> Material shown:
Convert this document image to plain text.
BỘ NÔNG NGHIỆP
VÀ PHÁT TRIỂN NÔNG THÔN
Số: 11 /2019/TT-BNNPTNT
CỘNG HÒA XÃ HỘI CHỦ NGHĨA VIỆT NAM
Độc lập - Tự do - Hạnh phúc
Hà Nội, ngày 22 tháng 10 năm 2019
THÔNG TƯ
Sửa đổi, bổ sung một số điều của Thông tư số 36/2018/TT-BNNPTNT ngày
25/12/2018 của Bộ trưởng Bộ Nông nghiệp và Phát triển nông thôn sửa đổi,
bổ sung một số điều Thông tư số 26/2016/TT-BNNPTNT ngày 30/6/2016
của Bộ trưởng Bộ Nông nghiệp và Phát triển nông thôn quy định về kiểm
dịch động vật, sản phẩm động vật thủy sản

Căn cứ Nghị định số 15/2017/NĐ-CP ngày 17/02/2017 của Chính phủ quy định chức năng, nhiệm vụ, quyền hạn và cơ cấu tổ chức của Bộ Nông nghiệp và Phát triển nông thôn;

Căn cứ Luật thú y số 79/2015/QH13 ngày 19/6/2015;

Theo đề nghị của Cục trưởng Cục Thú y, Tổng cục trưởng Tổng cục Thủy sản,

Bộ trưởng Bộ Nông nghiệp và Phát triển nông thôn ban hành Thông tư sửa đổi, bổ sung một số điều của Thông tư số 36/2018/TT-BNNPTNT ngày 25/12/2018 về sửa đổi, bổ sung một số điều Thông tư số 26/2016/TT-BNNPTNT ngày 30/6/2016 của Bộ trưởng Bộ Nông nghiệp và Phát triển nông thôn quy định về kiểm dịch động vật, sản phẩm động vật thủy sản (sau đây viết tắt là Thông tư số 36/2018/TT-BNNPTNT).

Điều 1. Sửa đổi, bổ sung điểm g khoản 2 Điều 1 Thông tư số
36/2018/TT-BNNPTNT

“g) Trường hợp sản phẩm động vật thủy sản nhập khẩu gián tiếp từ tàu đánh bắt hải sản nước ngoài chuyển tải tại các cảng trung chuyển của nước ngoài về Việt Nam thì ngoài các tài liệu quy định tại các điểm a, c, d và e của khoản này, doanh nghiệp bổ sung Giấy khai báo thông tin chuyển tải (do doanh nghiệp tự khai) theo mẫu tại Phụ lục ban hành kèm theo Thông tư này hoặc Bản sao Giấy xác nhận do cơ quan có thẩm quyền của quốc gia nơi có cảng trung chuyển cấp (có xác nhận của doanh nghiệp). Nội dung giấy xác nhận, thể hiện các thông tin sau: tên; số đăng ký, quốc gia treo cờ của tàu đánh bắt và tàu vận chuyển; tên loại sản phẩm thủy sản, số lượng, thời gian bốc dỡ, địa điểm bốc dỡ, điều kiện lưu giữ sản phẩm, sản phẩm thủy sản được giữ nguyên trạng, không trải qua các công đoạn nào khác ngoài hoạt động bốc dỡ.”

> Goal: Tally the lines of the listing in which the word "dịch" occurs, and state the total alone.

> Exercise result: 2